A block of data
---+---
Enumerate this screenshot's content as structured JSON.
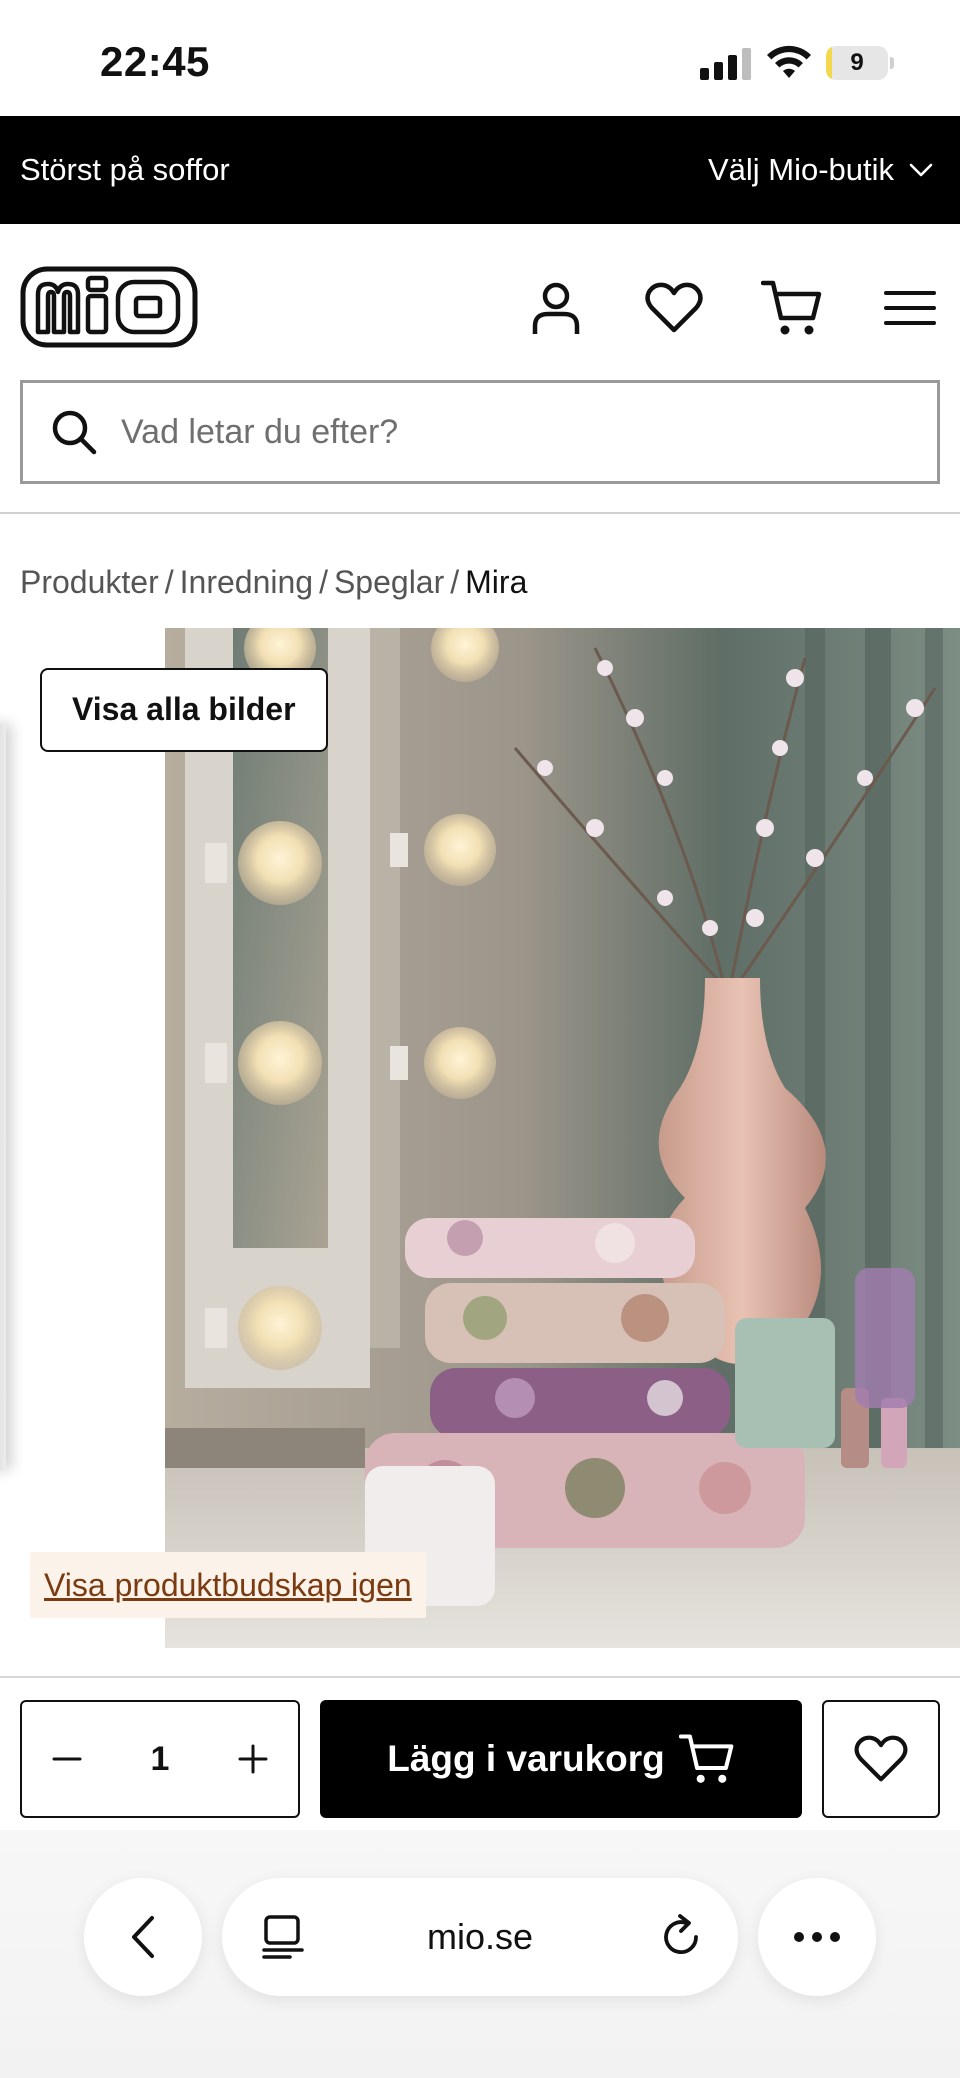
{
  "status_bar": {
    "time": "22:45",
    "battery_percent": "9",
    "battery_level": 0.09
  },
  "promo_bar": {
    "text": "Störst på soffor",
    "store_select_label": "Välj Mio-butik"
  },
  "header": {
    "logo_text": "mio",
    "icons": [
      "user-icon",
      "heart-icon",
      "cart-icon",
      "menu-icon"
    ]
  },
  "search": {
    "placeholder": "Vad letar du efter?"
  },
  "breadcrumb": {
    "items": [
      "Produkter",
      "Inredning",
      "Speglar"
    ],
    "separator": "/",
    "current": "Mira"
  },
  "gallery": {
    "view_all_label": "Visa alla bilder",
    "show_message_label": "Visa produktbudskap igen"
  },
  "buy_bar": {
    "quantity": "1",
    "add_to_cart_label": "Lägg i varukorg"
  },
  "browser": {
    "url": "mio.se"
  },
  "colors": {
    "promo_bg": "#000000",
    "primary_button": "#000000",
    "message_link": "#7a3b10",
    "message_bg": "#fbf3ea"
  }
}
---+---
**TASK PROMPT**
Quote the entries in full. Any image among them is to be omitted from the copy.

**CORRECT RESPONSE**
Enumerate this screenshot's content as structured JSON.
{
  "status_bar": {
    "time": "22:45",
    "battery_percent": "9",
    "battery_level": 0.09
  },
  "promo_bar": {
    "text": "Störst på soffor",
    "store_select_label": "Välj Mio-butik"
  },
  "header": {
    "logo_text": "mio",
    "icons": [
      "user-icon",
      "heart-icon",
      "cart-icon",
      "menu-icon"
    ]
  },
  "search": {
    "placeholder": "Vad letar du efter?"
  },
  "breadcrumb": {
    "items": [
      "Produkter",
      "Inredning",
      "Speglar"
    ],
    "separator": "/",
    "current": "Mira"
  },
  "gallery": {
    "view_all_label": "Visa alla bilder",
    "show_message_label": "Visa produktbudskap igen"
  },
  "buy_bar": {
    "quantity": "1",
    "add_to_cart_label": "Lägg i varukorg"
  },
  "browser": {
    "url": "mio.se"
  },
  "colors": {
    "promo_bg": "#000000",
    "primary_button": "#000000",
    "message_link": "#7a3b10",
    "message_bg": "#fbf3ea"
  }
}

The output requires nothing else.